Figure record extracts
>>>>>

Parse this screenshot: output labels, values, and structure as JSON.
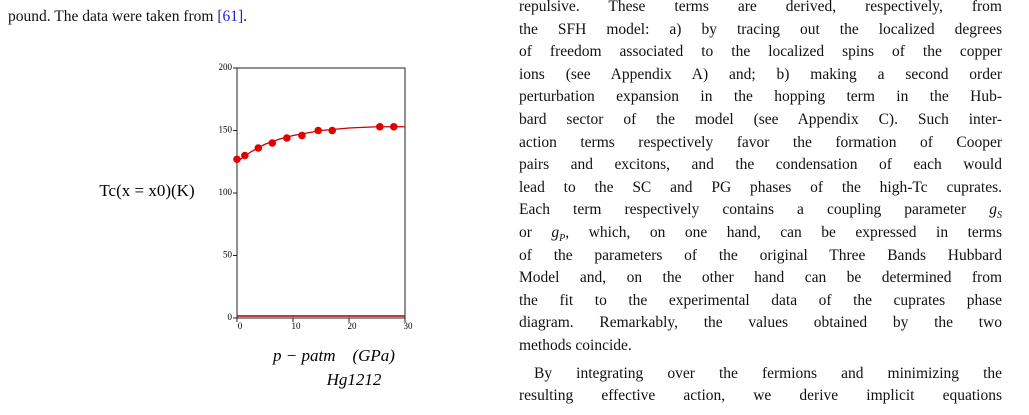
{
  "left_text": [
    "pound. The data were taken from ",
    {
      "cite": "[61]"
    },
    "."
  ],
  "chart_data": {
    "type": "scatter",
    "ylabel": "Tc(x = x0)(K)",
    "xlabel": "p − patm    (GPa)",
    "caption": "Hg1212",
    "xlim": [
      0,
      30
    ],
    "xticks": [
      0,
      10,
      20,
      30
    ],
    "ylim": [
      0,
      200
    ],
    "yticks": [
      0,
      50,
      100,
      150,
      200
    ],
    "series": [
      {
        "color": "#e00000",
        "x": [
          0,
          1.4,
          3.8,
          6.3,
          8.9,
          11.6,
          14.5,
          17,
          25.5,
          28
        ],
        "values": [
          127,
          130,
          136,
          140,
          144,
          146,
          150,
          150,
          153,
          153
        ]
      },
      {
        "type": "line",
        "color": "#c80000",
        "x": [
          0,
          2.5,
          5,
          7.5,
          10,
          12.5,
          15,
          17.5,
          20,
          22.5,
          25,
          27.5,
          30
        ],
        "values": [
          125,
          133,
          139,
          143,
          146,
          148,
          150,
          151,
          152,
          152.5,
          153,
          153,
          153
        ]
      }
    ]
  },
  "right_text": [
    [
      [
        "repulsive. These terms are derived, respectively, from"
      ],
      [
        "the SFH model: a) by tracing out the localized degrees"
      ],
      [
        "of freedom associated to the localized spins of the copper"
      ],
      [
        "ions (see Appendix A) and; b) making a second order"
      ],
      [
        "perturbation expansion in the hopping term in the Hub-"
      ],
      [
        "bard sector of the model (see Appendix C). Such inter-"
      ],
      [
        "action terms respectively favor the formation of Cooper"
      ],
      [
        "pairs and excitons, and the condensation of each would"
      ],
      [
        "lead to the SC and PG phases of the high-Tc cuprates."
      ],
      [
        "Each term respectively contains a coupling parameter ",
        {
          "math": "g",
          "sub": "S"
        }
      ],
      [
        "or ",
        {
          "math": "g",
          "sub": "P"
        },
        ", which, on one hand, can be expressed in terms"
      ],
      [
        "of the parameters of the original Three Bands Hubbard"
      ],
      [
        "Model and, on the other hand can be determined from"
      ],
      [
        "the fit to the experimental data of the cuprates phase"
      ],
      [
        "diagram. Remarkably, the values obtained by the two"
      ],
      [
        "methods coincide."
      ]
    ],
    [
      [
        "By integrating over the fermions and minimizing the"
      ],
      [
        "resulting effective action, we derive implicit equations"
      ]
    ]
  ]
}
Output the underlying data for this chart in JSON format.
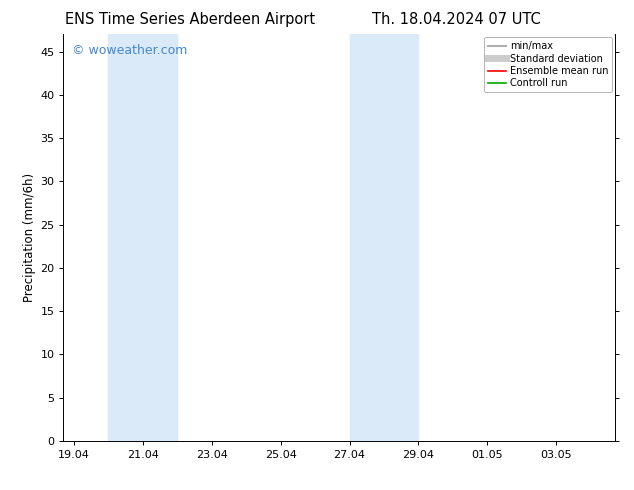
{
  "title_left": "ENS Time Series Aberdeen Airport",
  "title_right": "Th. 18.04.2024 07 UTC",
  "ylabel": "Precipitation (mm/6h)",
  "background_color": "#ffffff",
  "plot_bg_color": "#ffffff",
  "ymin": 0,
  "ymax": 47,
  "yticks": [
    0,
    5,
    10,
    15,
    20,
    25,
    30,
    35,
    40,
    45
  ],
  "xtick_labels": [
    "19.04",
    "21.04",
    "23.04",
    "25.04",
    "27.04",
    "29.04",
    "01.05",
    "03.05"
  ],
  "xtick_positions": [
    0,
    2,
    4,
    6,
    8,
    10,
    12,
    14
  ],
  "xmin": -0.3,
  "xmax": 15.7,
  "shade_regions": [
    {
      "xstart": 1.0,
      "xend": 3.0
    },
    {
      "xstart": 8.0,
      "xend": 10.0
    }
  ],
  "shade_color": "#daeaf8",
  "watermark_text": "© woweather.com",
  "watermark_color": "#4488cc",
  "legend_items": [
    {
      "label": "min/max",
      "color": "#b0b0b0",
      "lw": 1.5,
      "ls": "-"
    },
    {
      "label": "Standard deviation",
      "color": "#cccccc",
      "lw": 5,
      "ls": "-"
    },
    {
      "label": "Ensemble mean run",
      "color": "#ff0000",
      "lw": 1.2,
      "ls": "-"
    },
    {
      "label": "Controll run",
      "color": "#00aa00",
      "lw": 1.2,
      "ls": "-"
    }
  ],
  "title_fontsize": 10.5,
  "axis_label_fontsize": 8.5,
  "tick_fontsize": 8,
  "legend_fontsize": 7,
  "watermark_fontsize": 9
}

<<<<<

▶ [Aim]:
Copy each line in full and exactly, omitting any picture.

▶ [Complete response]:
Parse this screenshot: output labels, values, and structure as JSON.
{
  "left_text": [
    "pound. The data were taken from ",
    {
      "cite": "[61]"
    },
    "."
  ],
  "chart_data": {
    "type": "scatter",
    "ylabel": "Tc(x = x0)(K)",
    "xlabel": "p − patm    (GPa)",
    "caption": "Hg1212",
    "xlim": [
      0,
      30
    ],
    "xticks": [
      0,
      10,
      20,
      30
    ],
    "ylim": [
      0,
      200
    ],
    "yticks": [
      0,
      50,
      100,
      150,
      200
    ],
    "series": [
      {
        "color": "#e00000",
        "x": [
          0,
          1.4,
          3.8,
          6.3,
          8.9,
          11.6,
          14.5,
          17,
          25.5,
          28
        ],
        "values": [
          127,
          130,
          136,
          140,
          144,
          146,
          150,
          150,
          153,
          153
        ]
      },
      {
        "type": "line",
        "color": "#c80000",
        "x": [
          0,
          2.5,
          5,
          7.5,
          10,
          12.5,
          15,
          17.5,
          20,
          22.5,
          25,
          27.5,
          30
        ],
        "values": [
          125,
          133,
          139,
          143,
          146,
          148,
          150,
          151,
          152,
          152.5,
          153,
          153,
          153
        ]
      }
    ]
  },
  "right_text": [
    [
      [
        "repulsive. These terms are derived, respectively, from"
      ],
      [
        "the SFH model: a) by tracing out the localized degrees"
      ],
      [
        "of freedom associated to the localized spins of the copper"
      ],
      [
        "ions (see Appendix A) and; b) making a second order"
      ],
      [
        "perturbation expansion in the hopping term in the Hub-"
      ],
      [
        "bard sector of the model (see Appendix C). Such inter-"
      ],
      [
        "action terms respectively favor the formation of Cooper"
      ],
      [
        "pairs and excitons, and the condensation of each would"
      ],
      [
        "lead to the SC and PG phases of the high-Tc cuprates."
      ],
      [
        "Each term respectively contains a coupling parameter ",
        {
          "math": "g",
          "sub": "S"
        }
      ],
      [
        "or ",
        {
          "math": "g",
          "sub": "P"
        },
        ", which, on one hand, can be expressed in terms"
      ],
      [
        "of the parameters of the original Three Bands Hubbard"
      ],
      [
        "Model and, on the other hand can be determined from"
      ],
      [
        "the fit to the experimental data of the cuprates phase"
      ],
      [
        "diagram. Remarkably, the values obtained by the two"
      ],
      [
        "methods coincide."
      ]
    ],
    [
      [
        "By integrating over the fermions and minimizing the"
      ],
      [
        "resulting effective action, we derive implicit equations"
      ]
    ]
  ]
}
Output the underlying data for this chart in JSON format.
{
  "title_left": "ENS Time Series Aberdeen Airport",
  "title_right": "Th. 18.04.2024 07 UTC",
  "ylabel": "Precipitation (mm/6h)",
  "background_color": "#ffffff",
  "plot_bg_color": "#ffffff",
  "ymin": 0,
  "ymax": 47,
  "yticks": [
    0,
    5,
    10,
    15,
    20,
    25,
    30,
    35,
    40,
    45
  ],
  "xtick_labels": [
    "19.04",
    "21.04",
    "23.04",
    "25.04",
    "27.04",
    "29.04",
    "01.05",
    "03.05"
  ],
  "xtick_positions": [
    0,
    2,
    4,
    6,
    8,
    10,
    12,
    14
  ],
  "xmin": -0.3,
  "xmax": 15.7,
  "shade_regions": [
    {
      "xstart": 1.0,
      "xend": 3.0
    },
    {
      "xstart": 8.0,
      "xend": 10.0
    }
  ],
  "shade_color": "#daeaf8",
  "watermark_text": "© woweather.com",
  "watermark_color": "#4488cc",
  "legend_items": [
    {
      "label": "min/max",
      "color": "#b0b0b0",
      "lw": 1.5,
      "ls": "-"
    },
    {
      "label": "Standard deviation",
      "color": "#cccccc",
      "lw": 5,
      "ls": "-"
    },
    {
      "label": "Ensemble mean run",
      "color": "#ff0000",
      "lw": 1.2,
      "ls": "-"
    },
    {
      "label": "Controll run",
      "color": "#00aa00",
      "lw": 1.2,
      "ls": "-"
    }
  ],
  "title_fontsize": 10.5,
  "axis_label_fontsize": 8.5,
  "tick_fontsize": 8,
  "legend_fontsize": 7,
  "watermark_fontsize": 9
}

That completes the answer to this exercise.